• WHAT TO DO:
Work through the data below and copy out every line where "sind" is found.

• PROVIDED RECORDS:
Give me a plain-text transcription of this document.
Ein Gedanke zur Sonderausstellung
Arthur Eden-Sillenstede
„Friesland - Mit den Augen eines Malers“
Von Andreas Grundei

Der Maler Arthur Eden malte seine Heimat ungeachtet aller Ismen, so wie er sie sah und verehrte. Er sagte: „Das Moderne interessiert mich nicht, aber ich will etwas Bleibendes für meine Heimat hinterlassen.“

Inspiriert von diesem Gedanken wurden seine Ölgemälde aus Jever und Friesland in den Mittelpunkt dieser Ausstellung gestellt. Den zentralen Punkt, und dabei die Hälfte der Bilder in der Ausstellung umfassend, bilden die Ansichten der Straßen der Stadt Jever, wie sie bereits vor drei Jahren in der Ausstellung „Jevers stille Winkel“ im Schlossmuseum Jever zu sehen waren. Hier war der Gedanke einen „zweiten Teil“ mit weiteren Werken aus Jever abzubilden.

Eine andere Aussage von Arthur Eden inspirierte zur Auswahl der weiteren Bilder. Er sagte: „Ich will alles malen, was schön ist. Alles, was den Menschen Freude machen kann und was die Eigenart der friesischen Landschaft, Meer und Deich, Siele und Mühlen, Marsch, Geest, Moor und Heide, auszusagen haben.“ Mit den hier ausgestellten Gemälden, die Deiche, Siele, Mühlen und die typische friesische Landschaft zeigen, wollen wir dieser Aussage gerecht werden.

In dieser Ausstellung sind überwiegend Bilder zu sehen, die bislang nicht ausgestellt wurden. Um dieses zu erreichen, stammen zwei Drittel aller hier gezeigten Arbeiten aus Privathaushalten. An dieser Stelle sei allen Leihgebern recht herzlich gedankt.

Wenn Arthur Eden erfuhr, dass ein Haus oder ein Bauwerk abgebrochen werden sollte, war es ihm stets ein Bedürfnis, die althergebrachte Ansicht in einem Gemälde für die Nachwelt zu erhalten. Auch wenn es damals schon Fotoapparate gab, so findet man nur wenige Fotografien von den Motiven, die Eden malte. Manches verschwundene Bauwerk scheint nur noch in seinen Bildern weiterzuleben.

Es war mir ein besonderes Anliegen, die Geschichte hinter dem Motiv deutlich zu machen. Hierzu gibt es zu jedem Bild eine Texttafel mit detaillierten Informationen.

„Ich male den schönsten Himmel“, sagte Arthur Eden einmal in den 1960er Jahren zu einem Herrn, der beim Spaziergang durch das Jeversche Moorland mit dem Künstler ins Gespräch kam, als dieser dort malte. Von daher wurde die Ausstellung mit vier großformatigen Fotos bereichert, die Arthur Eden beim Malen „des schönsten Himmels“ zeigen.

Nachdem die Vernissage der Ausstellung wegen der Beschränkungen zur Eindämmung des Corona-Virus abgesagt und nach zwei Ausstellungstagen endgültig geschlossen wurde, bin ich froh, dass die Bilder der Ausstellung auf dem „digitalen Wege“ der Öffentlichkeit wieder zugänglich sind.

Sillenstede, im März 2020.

...

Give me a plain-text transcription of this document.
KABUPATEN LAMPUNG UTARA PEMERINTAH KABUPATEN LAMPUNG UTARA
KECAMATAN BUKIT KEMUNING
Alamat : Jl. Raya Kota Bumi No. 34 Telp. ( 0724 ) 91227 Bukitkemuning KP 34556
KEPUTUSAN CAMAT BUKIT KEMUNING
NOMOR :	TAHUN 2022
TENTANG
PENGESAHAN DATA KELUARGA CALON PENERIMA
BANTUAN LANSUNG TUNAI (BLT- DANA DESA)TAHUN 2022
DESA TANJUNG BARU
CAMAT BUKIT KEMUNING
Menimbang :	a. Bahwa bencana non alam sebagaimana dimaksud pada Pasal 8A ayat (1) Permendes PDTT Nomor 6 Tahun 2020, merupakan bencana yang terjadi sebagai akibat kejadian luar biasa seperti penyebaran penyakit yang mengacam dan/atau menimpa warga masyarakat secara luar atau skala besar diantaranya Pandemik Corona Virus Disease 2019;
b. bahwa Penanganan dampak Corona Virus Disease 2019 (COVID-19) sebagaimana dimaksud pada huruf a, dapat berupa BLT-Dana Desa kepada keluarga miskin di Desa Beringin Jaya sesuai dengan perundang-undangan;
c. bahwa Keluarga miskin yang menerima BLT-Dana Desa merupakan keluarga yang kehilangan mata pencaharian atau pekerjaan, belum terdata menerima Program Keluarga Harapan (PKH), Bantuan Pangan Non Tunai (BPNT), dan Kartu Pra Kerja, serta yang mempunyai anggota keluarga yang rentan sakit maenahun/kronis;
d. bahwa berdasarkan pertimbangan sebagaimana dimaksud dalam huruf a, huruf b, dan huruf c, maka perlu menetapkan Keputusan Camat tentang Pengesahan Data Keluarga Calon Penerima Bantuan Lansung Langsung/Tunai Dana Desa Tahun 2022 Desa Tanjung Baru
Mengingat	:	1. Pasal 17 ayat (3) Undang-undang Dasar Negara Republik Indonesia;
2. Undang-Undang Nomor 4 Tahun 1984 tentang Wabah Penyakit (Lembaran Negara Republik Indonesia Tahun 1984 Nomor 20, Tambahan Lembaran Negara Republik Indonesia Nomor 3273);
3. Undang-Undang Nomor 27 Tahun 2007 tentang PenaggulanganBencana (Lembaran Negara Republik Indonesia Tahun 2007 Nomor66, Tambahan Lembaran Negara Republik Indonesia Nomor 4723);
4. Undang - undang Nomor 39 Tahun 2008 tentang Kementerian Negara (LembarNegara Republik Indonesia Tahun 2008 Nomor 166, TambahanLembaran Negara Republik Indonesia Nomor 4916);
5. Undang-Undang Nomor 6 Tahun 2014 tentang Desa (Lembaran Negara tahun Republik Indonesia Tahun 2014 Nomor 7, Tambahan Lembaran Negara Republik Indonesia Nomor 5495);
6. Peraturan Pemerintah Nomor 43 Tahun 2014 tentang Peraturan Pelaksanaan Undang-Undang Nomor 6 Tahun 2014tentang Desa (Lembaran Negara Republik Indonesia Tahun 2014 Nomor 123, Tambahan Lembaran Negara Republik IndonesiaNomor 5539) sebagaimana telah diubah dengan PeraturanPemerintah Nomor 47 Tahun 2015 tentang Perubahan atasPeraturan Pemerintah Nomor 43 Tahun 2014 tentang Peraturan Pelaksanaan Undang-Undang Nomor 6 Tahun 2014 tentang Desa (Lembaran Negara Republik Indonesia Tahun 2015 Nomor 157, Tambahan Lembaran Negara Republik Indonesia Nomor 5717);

• TASK OUTPUT:
In dieser Ausstellung sind überwiegend Bilder zu sehen, die bislang nicht ausgestellt wurden. Um dieses zu erreichen, stammen zwei Drittel aller hier gezeigten Arbeiten aus Privathaushalten. An dieser Stelle sei allen Leihgebern recht herzlich gedankt.
Nachdem die Vernissage der Ausstellung wegen der Beschränkungen zur Eindämmung des Corona-Virus abgesagt und nach zwei Ausstellungstagen endgültig geschlossen wurde, bin ich froh, dass die Bilder der Ausstellung auf dem „digitalen Wege“ der Öffentlichkeit wieder zugänglich sind.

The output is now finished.